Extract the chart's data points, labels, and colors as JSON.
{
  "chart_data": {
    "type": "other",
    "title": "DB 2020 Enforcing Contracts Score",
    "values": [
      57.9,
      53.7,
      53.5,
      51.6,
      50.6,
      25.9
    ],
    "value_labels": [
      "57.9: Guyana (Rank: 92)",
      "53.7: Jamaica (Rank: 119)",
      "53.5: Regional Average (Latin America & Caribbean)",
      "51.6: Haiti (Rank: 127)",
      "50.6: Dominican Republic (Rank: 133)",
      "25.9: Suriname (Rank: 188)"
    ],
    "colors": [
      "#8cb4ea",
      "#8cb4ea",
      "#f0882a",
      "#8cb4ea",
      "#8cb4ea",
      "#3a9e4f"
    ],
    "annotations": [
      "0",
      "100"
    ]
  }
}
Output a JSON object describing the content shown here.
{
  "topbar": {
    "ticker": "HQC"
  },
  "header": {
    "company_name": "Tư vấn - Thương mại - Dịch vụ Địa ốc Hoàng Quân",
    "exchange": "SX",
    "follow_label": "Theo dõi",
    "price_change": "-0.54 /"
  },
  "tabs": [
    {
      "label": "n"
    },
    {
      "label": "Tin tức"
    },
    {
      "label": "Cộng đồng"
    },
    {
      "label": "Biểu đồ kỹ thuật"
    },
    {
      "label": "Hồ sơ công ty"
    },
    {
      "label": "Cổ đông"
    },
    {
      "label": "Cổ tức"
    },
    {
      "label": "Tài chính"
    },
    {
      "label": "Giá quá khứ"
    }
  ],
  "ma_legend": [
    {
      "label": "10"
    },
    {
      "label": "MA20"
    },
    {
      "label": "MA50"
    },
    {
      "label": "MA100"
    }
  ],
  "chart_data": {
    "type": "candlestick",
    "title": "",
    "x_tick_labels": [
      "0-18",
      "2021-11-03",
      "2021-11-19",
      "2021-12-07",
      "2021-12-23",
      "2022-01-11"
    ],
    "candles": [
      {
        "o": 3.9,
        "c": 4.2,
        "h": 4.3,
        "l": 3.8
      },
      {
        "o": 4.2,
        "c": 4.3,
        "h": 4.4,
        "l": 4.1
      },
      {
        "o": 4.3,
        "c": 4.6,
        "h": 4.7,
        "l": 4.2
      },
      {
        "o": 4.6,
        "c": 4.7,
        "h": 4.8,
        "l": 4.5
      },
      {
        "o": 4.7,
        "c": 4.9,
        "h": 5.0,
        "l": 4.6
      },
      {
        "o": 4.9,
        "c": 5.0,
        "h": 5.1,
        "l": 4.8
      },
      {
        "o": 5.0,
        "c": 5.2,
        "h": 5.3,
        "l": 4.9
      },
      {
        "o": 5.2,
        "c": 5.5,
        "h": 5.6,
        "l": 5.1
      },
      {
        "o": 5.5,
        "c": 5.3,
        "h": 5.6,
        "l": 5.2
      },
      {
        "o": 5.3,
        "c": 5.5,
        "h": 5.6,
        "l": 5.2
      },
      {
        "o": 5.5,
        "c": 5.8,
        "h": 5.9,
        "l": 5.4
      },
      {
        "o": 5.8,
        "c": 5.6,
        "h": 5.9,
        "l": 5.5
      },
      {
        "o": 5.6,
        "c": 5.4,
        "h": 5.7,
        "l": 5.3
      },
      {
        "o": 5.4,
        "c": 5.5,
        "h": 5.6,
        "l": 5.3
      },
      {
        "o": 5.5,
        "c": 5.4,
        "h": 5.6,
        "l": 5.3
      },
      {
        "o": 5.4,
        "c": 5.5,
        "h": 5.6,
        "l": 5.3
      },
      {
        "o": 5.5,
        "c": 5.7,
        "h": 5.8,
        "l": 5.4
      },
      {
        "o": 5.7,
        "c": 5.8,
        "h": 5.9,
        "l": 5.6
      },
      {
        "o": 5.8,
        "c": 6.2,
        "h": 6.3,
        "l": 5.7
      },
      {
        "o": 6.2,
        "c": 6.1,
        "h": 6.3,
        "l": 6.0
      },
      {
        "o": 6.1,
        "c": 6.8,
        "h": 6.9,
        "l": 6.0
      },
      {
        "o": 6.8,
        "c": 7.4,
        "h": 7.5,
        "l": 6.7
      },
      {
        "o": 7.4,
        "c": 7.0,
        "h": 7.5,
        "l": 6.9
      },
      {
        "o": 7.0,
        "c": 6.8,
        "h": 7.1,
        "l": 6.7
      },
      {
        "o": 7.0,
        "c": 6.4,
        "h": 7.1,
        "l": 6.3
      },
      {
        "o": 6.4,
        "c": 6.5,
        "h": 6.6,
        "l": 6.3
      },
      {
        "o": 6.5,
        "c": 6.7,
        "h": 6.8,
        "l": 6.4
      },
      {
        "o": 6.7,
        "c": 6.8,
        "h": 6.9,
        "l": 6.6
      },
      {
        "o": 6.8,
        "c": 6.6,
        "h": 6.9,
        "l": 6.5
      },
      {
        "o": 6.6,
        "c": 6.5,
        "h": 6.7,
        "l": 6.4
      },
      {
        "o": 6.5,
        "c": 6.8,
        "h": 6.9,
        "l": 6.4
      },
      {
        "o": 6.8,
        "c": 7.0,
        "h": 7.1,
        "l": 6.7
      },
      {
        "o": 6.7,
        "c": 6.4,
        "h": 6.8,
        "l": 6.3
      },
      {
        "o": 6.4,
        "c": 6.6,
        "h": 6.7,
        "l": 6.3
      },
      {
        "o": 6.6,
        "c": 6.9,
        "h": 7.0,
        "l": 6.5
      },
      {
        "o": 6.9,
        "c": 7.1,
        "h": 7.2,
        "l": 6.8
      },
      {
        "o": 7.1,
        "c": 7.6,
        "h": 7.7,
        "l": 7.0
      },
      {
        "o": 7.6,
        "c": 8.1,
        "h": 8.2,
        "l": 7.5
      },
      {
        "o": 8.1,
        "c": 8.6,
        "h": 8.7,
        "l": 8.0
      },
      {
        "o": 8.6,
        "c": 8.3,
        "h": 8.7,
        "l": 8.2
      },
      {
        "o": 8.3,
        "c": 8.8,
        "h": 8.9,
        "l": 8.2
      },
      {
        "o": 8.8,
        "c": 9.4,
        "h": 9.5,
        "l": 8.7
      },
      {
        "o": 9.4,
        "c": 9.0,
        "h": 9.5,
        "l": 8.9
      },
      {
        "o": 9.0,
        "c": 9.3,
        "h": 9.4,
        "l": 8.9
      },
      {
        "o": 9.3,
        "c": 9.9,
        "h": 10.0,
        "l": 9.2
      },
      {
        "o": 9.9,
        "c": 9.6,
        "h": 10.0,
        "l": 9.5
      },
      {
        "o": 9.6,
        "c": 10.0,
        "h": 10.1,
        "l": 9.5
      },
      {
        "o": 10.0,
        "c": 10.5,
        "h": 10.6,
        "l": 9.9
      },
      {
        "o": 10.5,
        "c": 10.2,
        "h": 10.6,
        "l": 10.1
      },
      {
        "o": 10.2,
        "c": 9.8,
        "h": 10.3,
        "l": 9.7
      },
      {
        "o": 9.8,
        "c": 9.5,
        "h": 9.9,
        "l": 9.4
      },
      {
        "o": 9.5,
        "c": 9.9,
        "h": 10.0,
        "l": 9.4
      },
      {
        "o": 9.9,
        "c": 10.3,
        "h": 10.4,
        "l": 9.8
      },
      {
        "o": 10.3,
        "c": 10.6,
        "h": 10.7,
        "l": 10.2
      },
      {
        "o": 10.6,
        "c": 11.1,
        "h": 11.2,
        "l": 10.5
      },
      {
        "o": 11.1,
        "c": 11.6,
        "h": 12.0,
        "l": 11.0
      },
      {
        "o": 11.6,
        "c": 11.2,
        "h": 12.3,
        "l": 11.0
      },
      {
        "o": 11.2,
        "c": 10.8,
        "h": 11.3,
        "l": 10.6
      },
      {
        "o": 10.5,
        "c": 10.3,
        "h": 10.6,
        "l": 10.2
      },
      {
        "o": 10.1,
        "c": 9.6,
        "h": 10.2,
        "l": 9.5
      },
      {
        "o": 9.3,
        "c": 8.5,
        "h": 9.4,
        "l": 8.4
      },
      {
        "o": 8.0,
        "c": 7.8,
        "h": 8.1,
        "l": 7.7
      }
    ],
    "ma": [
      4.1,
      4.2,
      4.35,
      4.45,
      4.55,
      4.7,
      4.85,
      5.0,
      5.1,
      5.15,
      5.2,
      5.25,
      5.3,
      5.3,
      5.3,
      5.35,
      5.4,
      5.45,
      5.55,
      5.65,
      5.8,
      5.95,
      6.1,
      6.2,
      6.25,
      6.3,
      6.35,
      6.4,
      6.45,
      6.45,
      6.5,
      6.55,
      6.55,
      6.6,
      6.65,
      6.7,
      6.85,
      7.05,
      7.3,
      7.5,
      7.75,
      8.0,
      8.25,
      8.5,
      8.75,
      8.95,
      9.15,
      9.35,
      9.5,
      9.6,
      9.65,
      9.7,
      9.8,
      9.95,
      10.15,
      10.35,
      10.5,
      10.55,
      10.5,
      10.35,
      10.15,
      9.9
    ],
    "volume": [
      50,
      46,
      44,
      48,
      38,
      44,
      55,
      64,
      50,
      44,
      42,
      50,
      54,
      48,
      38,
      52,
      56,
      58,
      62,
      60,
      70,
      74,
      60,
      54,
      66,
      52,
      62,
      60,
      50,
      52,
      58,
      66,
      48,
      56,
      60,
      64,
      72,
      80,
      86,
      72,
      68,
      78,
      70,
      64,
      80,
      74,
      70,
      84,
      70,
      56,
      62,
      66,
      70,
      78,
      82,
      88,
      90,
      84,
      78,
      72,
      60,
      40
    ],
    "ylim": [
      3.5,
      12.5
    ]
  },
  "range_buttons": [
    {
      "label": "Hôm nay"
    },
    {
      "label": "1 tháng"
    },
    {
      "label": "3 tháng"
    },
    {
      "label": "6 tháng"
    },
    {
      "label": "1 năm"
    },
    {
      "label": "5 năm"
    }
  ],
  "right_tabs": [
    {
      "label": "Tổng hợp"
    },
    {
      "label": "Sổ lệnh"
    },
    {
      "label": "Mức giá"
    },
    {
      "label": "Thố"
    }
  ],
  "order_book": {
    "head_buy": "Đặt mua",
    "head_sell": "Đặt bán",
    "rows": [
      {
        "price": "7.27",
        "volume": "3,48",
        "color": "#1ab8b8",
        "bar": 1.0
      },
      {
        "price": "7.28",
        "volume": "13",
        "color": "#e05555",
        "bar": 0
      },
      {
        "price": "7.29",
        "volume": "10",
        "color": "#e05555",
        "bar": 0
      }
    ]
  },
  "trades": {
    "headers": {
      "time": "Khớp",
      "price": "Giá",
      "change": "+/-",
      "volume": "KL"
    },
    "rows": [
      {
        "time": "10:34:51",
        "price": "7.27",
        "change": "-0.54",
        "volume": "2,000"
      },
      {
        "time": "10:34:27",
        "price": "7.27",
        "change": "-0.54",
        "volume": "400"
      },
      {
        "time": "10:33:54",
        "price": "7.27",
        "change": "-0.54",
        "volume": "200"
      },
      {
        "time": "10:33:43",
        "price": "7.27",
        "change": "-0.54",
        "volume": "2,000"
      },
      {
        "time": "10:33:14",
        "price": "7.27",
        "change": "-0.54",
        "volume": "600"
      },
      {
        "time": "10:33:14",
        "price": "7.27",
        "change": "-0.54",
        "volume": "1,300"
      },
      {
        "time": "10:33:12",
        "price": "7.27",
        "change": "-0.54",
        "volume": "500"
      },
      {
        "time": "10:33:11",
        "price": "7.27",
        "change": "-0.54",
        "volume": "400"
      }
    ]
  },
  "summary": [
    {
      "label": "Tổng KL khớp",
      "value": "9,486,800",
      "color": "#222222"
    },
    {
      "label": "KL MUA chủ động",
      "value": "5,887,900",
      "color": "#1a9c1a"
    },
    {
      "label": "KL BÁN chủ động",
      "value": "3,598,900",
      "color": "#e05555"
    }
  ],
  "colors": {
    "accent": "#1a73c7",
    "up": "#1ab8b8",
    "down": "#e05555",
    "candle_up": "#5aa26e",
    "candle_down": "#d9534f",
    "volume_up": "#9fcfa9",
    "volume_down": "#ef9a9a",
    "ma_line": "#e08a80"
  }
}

= = = =

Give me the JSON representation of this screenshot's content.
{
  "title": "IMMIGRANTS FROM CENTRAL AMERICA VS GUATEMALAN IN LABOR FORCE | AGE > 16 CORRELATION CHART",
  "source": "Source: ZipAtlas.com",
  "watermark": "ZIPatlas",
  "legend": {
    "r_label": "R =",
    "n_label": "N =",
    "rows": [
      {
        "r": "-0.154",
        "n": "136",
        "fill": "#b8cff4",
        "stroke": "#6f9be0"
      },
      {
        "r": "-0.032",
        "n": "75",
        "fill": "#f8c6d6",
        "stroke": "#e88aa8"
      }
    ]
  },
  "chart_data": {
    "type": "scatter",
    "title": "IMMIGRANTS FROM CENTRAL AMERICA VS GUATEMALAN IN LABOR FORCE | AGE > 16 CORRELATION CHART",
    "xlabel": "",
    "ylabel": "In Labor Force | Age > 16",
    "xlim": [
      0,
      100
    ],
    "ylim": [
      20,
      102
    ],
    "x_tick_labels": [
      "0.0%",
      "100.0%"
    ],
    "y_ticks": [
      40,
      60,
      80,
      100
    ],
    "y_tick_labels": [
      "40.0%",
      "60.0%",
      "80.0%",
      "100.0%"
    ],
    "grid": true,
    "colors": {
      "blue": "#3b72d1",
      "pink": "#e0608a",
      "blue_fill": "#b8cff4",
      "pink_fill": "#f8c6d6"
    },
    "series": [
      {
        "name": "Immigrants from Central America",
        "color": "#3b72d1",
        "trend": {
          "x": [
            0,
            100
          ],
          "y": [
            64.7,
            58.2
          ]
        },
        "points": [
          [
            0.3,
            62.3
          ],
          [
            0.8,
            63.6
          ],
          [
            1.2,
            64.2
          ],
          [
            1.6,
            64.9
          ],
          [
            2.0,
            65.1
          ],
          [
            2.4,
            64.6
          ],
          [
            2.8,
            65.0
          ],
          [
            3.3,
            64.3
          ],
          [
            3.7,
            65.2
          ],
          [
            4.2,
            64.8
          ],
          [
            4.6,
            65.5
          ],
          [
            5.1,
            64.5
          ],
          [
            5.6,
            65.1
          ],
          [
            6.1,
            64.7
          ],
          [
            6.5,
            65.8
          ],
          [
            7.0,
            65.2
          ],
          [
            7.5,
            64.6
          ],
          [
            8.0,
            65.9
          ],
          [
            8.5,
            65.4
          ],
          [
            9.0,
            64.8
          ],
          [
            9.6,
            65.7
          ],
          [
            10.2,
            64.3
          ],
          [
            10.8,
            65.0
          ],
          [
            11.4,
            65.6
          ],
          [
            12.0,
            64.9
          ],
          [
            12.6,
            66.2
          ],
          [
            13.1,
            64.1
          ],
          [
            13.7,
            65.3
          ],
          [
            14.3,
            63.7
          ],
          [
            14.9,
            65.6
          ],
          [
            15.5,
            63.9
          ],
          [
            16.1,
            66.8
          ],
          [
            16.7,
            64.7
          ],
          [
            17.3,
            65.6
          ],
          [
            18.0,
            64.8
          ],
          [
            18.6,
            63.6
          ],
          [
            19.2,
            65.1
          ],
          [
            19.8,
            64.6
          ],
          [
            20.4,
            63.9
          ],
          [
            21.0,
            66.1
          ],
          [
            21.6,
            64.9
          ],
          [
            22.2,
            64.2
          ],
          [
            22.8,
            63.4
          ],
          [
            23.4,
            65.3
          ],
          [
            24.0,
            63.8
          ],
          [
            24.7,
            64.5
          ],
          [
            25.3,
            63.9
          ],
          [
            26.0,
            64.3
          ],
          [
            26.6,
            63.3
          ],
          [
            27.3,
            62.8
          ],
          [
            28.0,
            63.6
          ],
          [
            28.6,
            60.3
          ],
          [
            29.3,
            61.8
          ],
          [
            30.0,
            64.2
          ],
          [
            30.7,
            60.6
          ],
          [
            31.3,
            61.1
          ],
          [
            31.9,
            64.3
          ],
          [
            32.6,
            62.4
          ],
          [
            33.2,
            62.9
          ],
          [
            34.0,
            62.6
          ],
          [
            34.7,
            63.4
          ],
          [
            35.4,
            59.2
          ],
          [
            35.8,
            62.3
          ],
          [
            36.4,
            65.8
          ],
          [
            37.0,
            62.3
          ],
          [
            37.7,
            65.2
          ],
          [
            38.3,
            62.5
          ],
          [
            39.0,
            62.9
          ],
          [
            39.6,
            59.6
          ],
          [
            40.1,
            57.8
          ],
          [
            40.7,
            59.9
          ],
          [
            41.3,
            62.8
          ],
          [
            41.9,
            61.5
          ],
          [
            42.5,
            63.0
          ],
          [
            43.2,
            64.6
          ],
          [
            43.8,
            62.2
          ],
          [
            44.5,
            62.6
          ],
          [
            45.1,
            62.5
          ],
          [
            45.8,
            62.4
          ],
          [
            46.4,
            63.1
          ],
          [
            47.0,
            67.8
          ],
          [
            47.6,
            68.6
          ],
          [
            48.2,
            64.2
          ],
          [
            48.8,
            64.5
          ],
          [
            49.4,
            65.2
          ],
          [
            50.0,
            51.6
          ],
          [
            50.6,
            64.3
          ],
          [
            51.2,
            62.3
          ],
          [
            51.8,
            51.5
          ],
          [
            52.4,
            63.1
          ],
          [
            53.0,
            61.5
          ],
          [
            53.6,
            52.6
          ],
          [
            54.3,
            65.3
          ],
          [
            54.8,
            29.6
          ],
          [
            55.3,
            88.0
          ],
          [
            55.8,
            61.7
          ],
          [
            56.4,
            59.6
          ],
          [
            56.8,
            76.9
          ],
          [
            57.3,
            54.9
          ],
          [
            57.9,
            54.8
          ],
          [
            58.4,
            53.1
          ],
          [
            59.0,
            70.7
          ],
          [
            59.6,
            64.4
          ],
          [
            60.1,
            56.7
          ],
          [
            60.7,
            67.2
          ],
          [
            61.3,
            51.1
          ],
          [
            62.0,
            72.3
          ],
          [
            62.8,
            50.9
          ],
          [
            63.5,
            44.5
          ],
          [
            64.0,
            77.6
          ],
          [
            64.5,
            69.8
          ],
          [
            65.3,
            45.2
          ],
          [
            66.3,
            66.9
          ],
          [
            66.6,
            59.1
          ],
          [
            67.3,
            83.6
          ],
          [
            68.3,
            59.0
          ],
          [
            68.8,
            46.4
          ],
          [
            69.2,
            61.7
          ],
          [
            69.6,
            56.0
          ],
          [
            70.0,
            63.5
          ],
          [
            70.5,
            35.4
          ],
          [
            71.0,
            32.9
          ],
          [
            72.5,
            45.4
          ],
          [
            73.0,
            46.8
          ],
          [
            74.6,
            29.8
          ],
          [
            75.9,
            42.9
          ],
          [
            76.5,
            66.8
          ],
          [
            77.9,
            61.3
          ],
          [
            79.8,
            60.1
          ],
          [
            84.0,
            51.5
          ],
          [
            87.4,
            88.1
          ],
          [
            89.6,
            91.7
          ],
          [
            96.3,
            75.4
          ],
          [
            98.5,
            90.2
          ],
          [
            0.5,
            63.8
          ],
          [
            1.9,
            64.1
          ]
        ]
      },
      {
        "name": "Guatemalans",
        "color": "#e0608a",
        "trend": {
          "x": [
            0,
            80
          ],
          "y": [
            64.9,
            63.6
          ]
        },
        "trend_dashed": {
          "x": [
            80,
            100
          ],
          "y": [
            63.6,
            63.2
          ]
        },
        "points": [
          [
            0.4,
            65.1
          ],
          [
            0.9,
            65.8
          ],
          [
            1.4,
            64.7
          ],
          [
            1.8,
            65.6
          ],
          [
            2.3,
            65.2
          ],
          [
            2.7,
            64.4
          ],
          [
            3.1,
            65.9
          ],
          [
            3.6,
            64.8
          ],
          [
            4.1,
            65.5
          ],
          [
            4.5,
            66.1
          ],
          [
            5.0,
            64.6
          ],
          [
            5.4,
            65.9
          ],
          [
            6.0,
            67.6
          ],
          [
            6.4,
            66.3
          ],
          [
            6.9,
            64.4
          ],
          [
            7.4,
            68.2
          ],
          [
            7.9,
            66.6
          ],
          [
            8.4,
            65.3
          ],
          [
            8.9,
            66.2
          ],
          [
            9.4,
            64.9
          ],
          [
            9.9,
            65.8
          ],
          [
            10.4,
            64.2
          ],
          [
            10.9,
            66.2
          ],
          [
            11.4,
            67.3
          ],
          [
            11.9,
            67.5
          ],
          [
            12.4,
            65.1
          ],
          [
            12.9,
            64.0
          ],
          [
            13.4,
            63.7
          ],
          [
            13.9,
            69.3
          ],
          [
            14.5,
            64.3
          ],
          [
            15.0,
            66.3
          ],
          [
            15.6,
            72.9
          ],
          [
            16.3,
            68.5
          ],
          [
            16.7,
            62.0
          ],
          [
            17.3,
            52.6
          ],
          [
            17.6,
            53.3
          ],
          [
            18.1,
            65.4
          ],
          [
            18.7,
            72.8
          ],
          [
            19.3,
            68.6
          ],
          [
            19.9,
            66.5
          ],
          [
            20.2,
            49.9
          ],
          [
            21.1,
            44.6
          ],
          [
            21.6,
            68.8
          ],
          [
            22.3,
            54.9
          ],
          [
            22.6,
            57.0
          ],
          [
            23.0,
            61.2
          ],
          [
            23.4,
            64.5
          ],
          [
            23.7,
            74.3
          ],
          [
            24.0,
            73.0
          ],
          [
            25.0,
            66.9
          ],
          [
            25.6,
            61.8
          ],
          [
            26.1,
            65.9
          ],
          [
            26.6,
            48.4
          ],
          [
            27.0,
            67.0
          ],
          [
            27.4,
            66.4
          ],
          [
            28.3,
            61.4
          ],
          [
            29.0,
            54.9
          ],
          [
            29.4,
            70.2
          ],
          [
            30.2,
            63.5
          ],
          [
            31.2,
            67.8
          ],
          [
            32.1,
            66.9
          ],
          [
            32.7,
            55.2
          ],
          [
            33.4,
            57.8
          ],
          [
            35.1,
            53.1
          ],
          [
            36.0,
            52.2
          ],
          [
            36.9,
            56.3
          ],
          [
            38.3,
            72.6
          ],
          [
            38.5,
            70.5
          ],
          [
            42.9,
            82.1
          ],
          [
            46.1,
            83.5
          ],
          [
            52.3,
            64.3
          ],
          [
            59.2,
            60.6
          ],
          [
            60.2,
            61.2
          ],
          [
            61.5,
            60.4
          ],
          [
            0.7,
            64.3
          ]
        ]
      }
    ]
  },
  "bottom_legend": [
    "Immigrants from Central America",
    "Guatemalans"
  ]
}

= = = =

▶ **Task description**
Scan the records above for the string "type", then report every line that contains it.

▶ **Written response**
    "type": "other",
    "type": "candlestick",
    "type": "scatter",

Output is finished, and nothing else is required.